• Short task
Extract the whole listing as it stands. Do not include the pictures.
** Start of Record extracts **
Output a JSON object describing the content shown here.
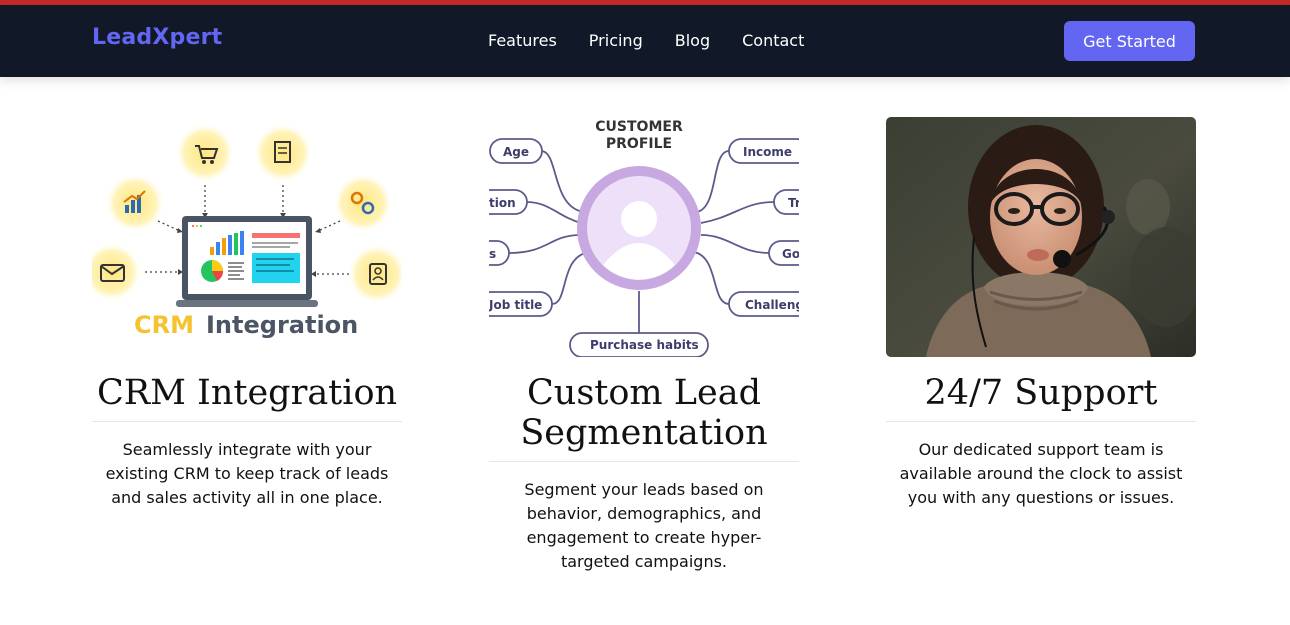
{
  "brand": {
    "name": "LeadXpert"
  },
  "nav": {
    "items": [
      "Features",
      "Pricing",
      "Blog",
      "Contact"
    ]
  },
  "cta": {
    "label": "Get Started"
  },
  "features": [
    {
      "title": "CRM Integration",
      "description": "Seamlessly integrate with your existing CRM to keep track of leads and sales activity all in one place.",
      "image_text": {
        "word1": "CRM",
        "word2": "Integration"
      }
    },
    {
      "title": "Custom Lead Segmentation",
      "description": "Segment your leads based on behavior, demographics, and engagement to create hyper-targeted campaigns.",
      "image_text": {
        "heading_line1": "CUSTOMER",
        "heading_line2": "PROFILE",
        "labels": [
          "Age",
          "tion",
          "s",
          "Job title",
          "Purchase habits",
          "Income",
          "Tr",
          "Go",
          "Challeng"
        ]
      }
    },
    {
      "title": "24/7 Support",
      "description": "Our dedicated support team is available around the clock to assist you with any questions or issues."
    }
  ],
  "colors": {
    "brand": "#6366f1",
    "nav_bg": "#111827",
    "top_border": "#c62828",
    "crm_yellow": "#f4c430",
    "profile_purple": "#c8a8e0"
  }
}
** End of Record extracts **
• Solution to this problem
Output a JSON object describing the content shown here.
{
  "brand": {
    "name": "LeadXpert"
  },
  "nav": {
    "items": [
      "Features",
      "Pricing",
      "Blog",
      "Contact"
    ]
  },
  "cta": {
    "label": "Get Started"
  },
  "features": [
    {
      "title": "CRM Integration",
      "description": "Seamlessly integrate with your existing CRM to keep track of leads and sales activity all in one place.",
      "image_text": {
        "word1": "CRM",
        "word2": "Integration"
      }
    },
    {
      "title": "Custom Lead Segmentation",
      "description": "Segment your leads based on behavior, demographics, and engagement to create hyper-targeted campaigns.",
      "image_text": {
        "heading_line1": "CUSTOMER",
        "heading_line2": "PROFILE",
        "labels": [
          "Age",
          "tion",
          "s",
          "Job title",
          "Purchase habits",
          "Income",
          "Tr",
          "Go",
          "Challeng"
        ]
      }
    },
    {
      "title": "24/7 Support",
      "description": "Our dedicated support team is available around the clock to assist you with any questions or issues."
    }
  ],
  "colors": {
    "brand": "#6366f1",
    "nav_bg": "#111827",
    "top_border": "#c62828",
    "crm_yellow": "#f4c430",
    "profile_purple": "#c8a8e0"
  }
}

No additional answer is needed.